### PASSAGE
━━━━━━━━━━━━━━━━

Studio album by Wolfbrigade
- Released: 23 April 2012
- Recorded: October 2011 (Studio Fredman)
- Genre: Crust punk, d-beat, melodic death metal
- Length: 34:48
- Label: Southern Lord, La Familia
- Producer: Fredrik Nordström, Wolfbrigade

Wolfbrigade chronology
| Comalive (2008) | Damned (2012) |  |

= Damned (album) =

Damned is a studio album by Swedish hardcore punk band Wolfbrigade, released on 23 April 2012 via Southern Lord Records.

==Reception==

Damned was described by Natalie Zed in About.com as hardcore with a "distinctly metallic flavour", which provided "plenty of satisfying breakdowns and unrelenting aggression paired with beefy, muscular riffs [that] swing between dirty punk, classic hardcore and the odd bit of death metal." Pitchfork's Kim Kelly praised the album as "fast and deadly" and "another worthy addition to their rock-solid catalog". Both Zed and Kelly drew attention to the melodic nature of the band's more experimental track, "Ride the Steel".

━━━━━━━━━━━━━━━━

### SUPPLIED DATA
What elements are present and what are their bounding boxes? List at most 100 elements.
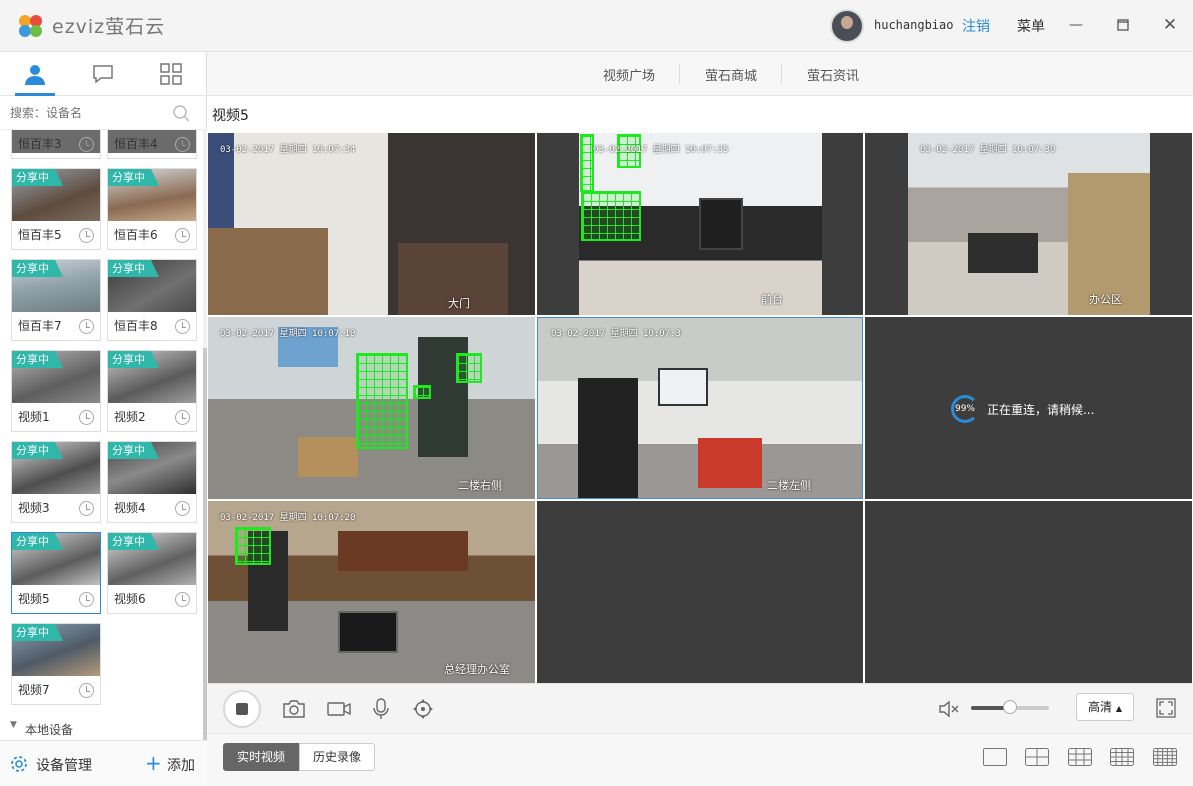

━━━━━━━━━━━━━━━━

### WHAT IS ASKED
1. In the Damned album text, which track do both reviewers single out for its melodic nature?
2. Quote the part of the Damned album text starting with "Wolfbrigade chronology" and going on through "Southern Lord Records.", word for word.

### COMPLETED EXERCISE
1. "Ride the Steel"

2.
Wolfbrigade chronology
| Comalive (2008) | Damned (2012) |  |

= Damned (album) =

Damned is a studio album by Swedish hardcore punk band Wolfbrigade, released on 23 April 2012 via Southern Lord Records.